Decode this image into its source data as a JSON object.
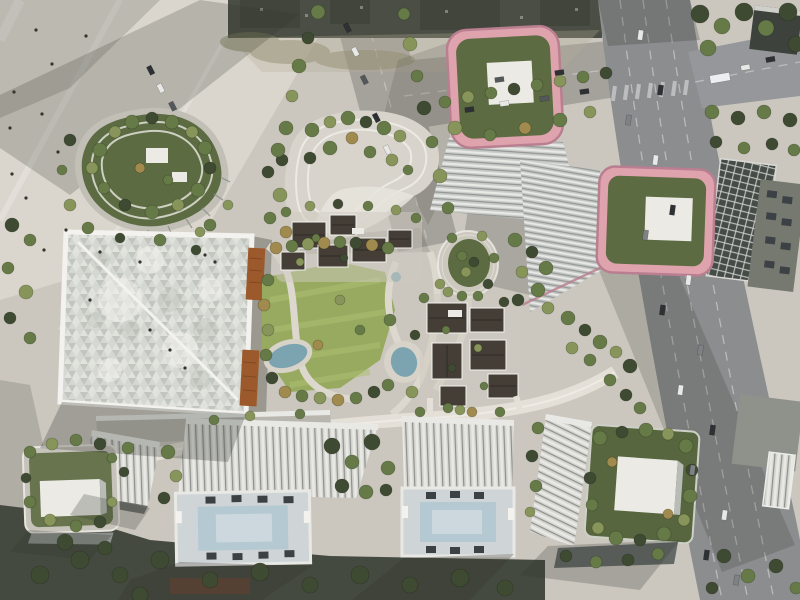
{
  "meta": {
    "type": "aerial-architectural-rendering",
    "description": "Bird's-eye rendering of a mixed-use development: two towers with pink rooftop frames and roof gardens, a square gridshell-roof hall, terraced podium buildings, central park with pools and courtyard village, white office slabs with rooftop courtyards, plazas and an adjacent multi-lane highway"
  },
  "objects": [
    "plaza",
    "top-left-road",
    "cross-road",
    "highway",
    "side-road",
    "rounded-triangle-podium",
    "curvy-terraced-podium",
    "tower-1-pink-roof-garden",
    "tower-2-pink-roof-garden",
    "gridshell-hall",
    "copper-panels",
    "central-park",
    "lawn",
    "pools",
    "oval-sunken-garden",
    "courtyard-village",
    "elevated-walkway",
    "office-slab-a",
    "office-slab-b",
    "roof-garden-building-southeast",
    "green-roof-building-southwest",
    "striped-midrise",
    "existing-city-buildings",
    "trees",
    "cars",
    "pedestrians",
    "shadows"
  ],
  "palette": {
    "ground": "#cbc7bf",
    "plaza": "#dbd6cd",
    "shadow": "#33362f",
    "city": "#4a4e44",
    "olive": "#7c7d58",
    "road": "#a5a29b",
    "asphalt": "#8b8d8f",
    "lane": "#c6c6c3",
    "treeDark": "#3f4a32",
    "tree": "#667a47",
    "treeLight": "#87955a",
    "treeTan": "#a08a4e",
    "lawn": "#97aa60",
    "lawnStripe": "#aebf72",
    "pool": "#7ba4b0",
    "pink": "#dfa3ae",
    "pinkDark": "#b97f90",
    "garden": "#5c6b42",
    "pad": "#ebeae5",
    "white": "#f3f2ee",
    "facade": "#c3c5c1",
    "facadeDark": "#8d908c",
    "ribLight": "#e8e9e5",
    "gridBase": "#d5d7d2",
    "gridTriA": "#c3c6bf",
    "gridTriB": "#e0e2dc",
    "copper": "#9c5a2c",
    "darkRoof": "#443e36",
    "courtyard": "#b5c9d3",
    "slabFace": "#d7d6d1",
    "cityRoof": "#75796f",
    "glassDark": "#454b47",
    "brown": "#6f4731",
    "deck": "#d8d3c9"
  }
}
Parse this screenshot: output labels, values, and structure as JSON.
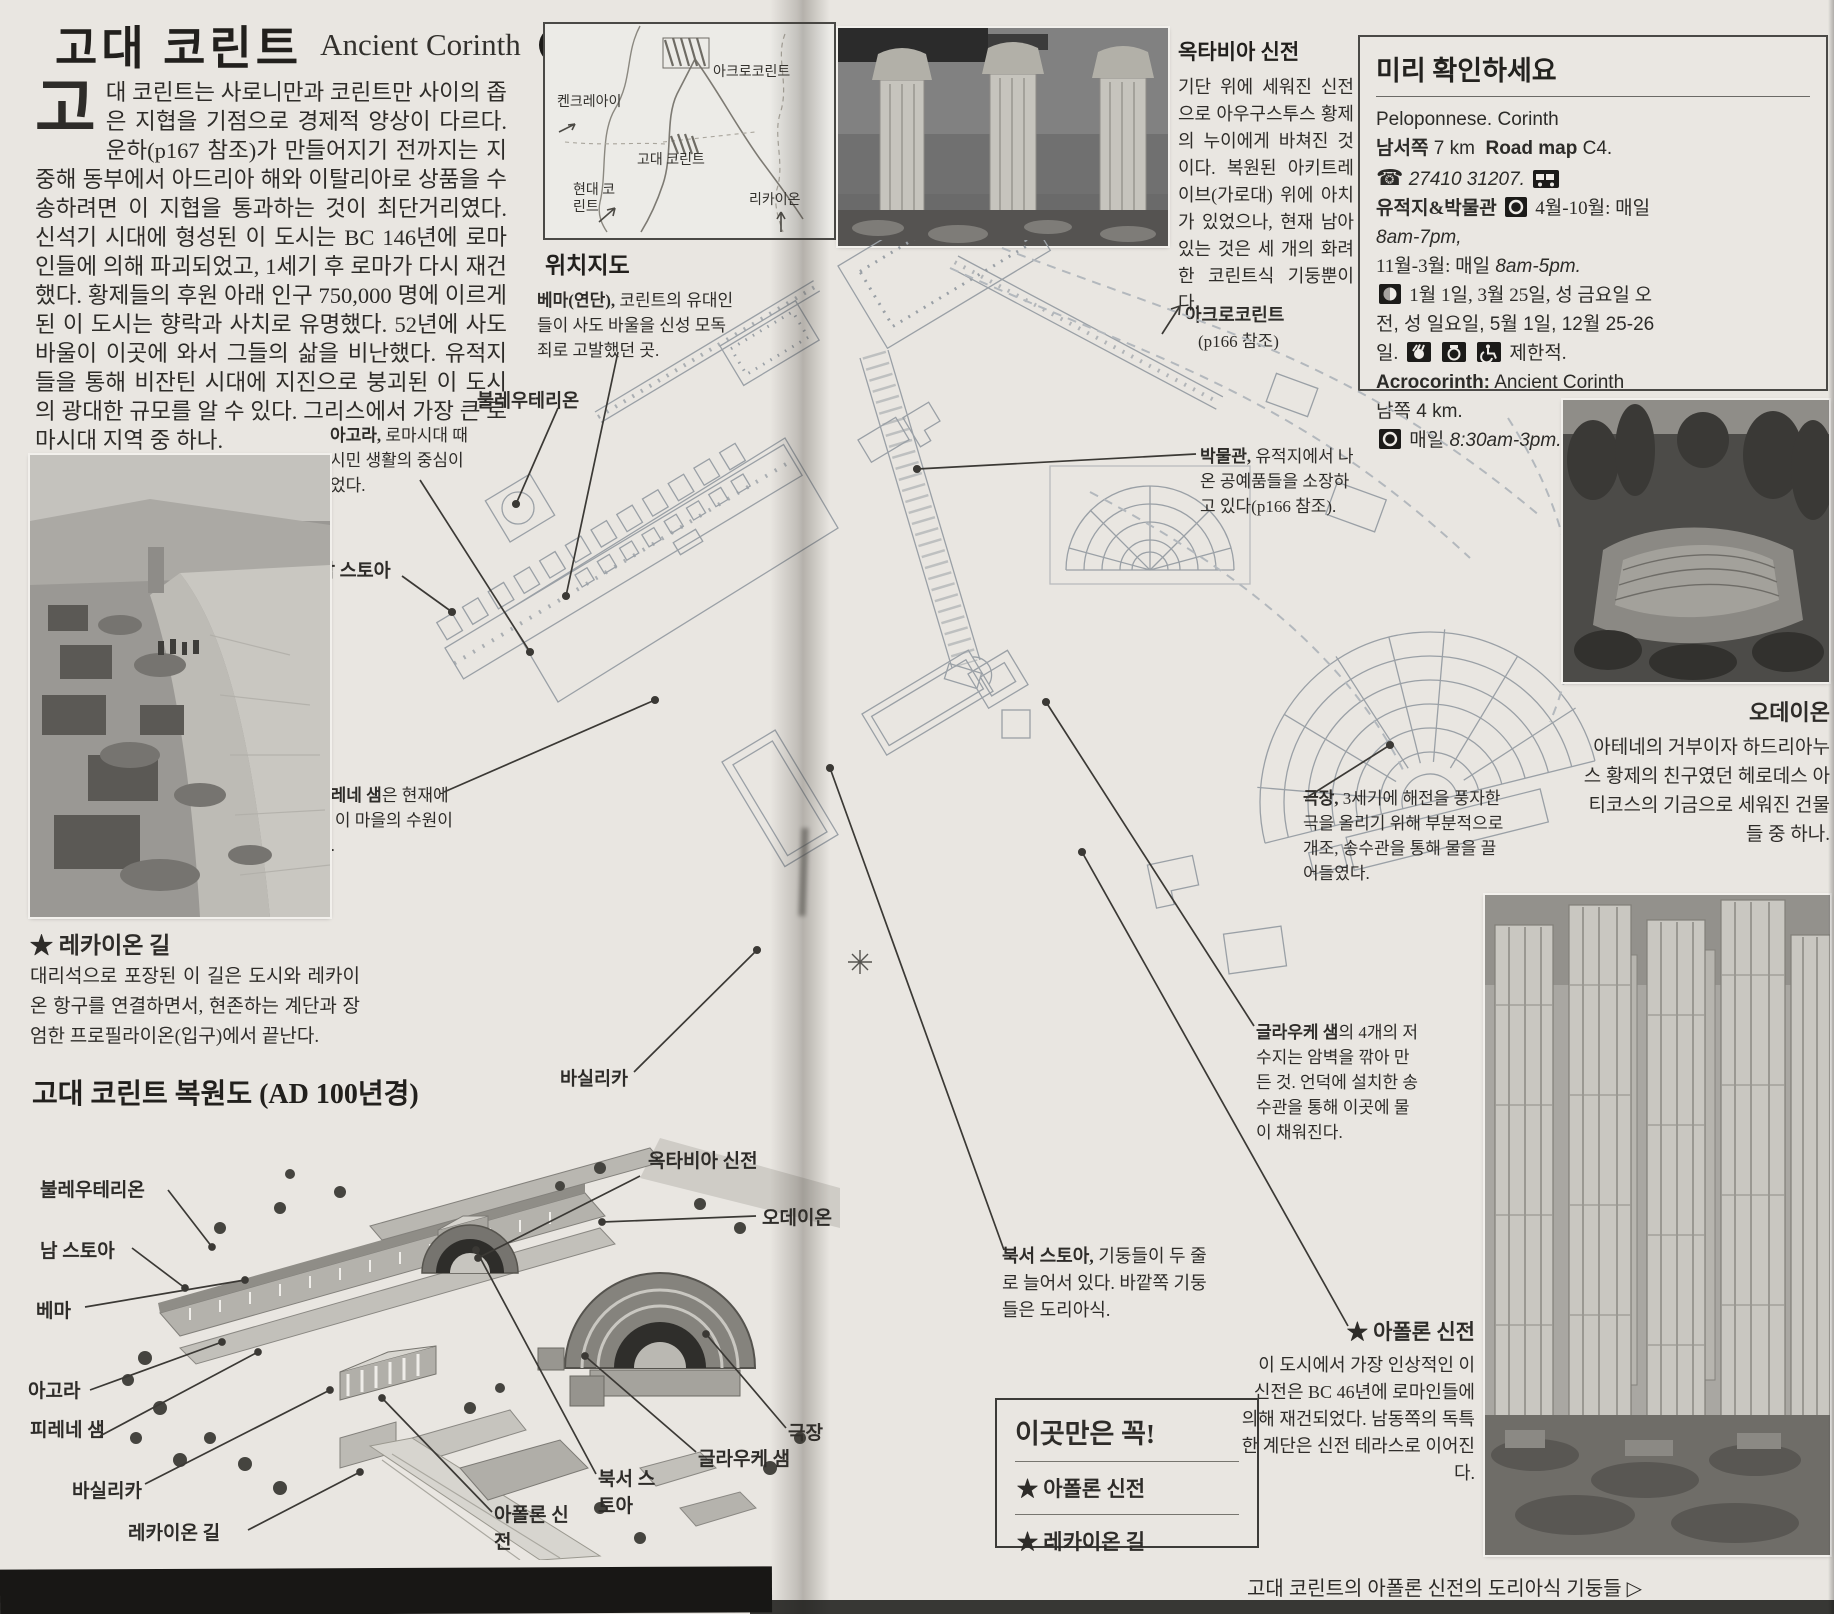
{
  "header": {
    "title_ko": "고대 코린트",
    "title_en": "Ancient Corinth",
    "badge": "1"
  },
  "intro": {
    "dropcap": "고",
    "text": "대 코린트는 사로니만과 코린트만 사이의 좁은 지협을 기점으로 경제적 양상이 다르다. 운하(p167 참조)가 만들어지기 전까지는 지중해 동부에서 아드리아 해와 이탈리아로 상품을 수송하려면 이 지협을 통과하는 것이 최단거리였다. 신석기 시대에 형성된 이 도시는 BC 146년에 로마인들에 의해 파괴되었고, 1세기 후 로마가 다시 재건했다. 황제들의 후원 아래 인구 750,000 명에 이르게 된 이 도시는 향락과 사치로 유명했다. 52년에 사도 바울이 이곳에 와서 그들의 삶을 비난했다. 유적지들을 통해 비잔틴 시대에 지진으로 붕괴된 이 도시의 광대한 규모를 알 수 있다. 그리스에서 가장 큰 로마시대 지역 중 하나."
  },
  "location_map": {
    "caption": "위치지도",
    "labels": {
      "kenchreai": "켄크레아이",
      "acrocorinth": "아크로코린트",
      "ancient": "고대 코린트",
      "modern": "현대 코린트",
      "lechaion_town": "리카이온"
    }
  },
  "octavia": {
    "title": "옥타비아 신전",
    "body": "기단 위에 세워진 신전으로 아우구스투스 황제의 누이에게 바쳐진 것이다. 복원된 아키트레이브(가로대) 위에 아치가 있었으나, 현재 남아 있는 것은 세 개의 화려한 코린트식 기둥뿐이다."
  },
  "checklist": {
    "title": "미리 확인하세요",
    "region": "Peloponnese. Corinth",
    "direction": "남서쪽",
    "distance": "7 km",
    "roadmap_label": "Road map",
    "roadmap_value": "C4.",
    "phone_icon": "☎",
    "phone": "27410 31207.",
    "site_label": "유적지&박물관",
    "hours_a": "4월-10월: 매일",
    "hours_a_time": "8am-7pm,",
    "hours_b": "11월-3월: 매일",
    "hours_b_time": "8am-5pm.",
    "closed_a": "1월 1일, 3월 25일, 성 금요일 오",
    "closed_b": "전, 성 일요일, 5월 1일, 12월 25-26",
    "closed_c": "일.",
    "limited": "제한적.",
    "acro_name": "Acrocorinth:",
    "acro_rest": "Ancient Corinth",
    "acro_dist": "남쪽 4 km.",
    "acro_open": "매일",
    "acro_time": "8:30am-3pm."
  },
  "plan_callouts": {
    "bouleuterion": "불레우테리온",
    "agora_bold": "아고라,",
    "agora_rest": " 로마시대 때 시민 생활의 중심이 었다.",
    "south_stoa": "남 스토아",
    "bema_bold": "베마(연단),",
    "bema_rest": " 코린트의 유대인들이 사도 바울을 신성 모독죄로 고발했던 곳.",
    "peirene_bold": "피레네 샘",
    "peirene_rest": "은 현재에도 이 마을의 수원이다.",
    "basilica": "바실리카",
    "acro_line1": "아크로코린트",
    "acro_line2": "(p166 참조)",
    "museum_bold": "박물관,",
    "museum_rest": " 유적지에서 나온 공예품들을 소장하고 있다(p166 참조).",
    "glauke_bold": "글라우케 샘",
    "glauke_rest": "의 4개의 저수지는 암벽을 깎아 만든 것. 언덕에 설치한 송수관을 통해 이곳에 물이 채워진다.",
    "theatre_bold": "극장,",
    "theatre_rest": " 3세기에 해전을 풍자한 극을 올리기 위해 부분적으로 개조, 송수관을 통해 물을 끌어들였다.",
    "nw_stoa_bold": "북서 스토아,",
    "nw_stoa_rest": " 기둥들이 두 줄로 늘어서 있다. 바깥쪽 기둥들은 도리아식."
  },
  "lechaion_way": {
    "title": "★ 레카이온 길",
    "body": "대리석으로 포장된 이 길은 도시와 레카이온 항구를 연결하면서, 현존하는 계단과 장엄한 프로필라이온(입구)에서 끝난다."
  },
  "odeion": {
    "title": "오데이온",
    "body": "아테네의 거부이자 하드리아누스 황제의 친구였던 헤로데스 아티코스의 기금으로 세워진 건물들 중 하나."
  },
  "reconstruction": {
    "title": "고대 코린트 복원도 (AD 100년경)",
    "labels": {
      "bouleuterion": "불레우테리온",
      "south_stoa": "남 스토아",
      "bema": "베마",
      "agora": "아고라",
      "peirene": "피레네 샘",
      "basilica": "바실리카",
      "lechaion_way": "레카이온 길",
      "octavia": "옥타비아 신전",
      "odeion": "오데이온",
      "glauke": "글라우케 샘",
      "theatre": "극장",
      "nw_stoa": "북서 스토아",
      "apollo": "아폴론 신전"
    }
  },
  "apollo_temple": {
    "title": "★ 아폴론 신전",
    "body": "이 도시에서 가장 인상적인 이 신전은 BC 46년에 로마인들에 의해 재건되었다. 남동쪽의 독특한 계단은 신전 테라스로 이어진다."
  },
  "must_see": {
    "title": "이곳만은 꼭!",
    "item1": "★ 아폴론 신전",
    "item2": "★ 레카이온 길"
  },
  "footer_caption": "고대 코린트의 아폴론 신전의 도리아식 기둥들 ▷"
}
=-=-=-=-=
** To be done **
Of the lines in the material, how many include "lane"? Respond with the number alone.

** Answer to the problem **
2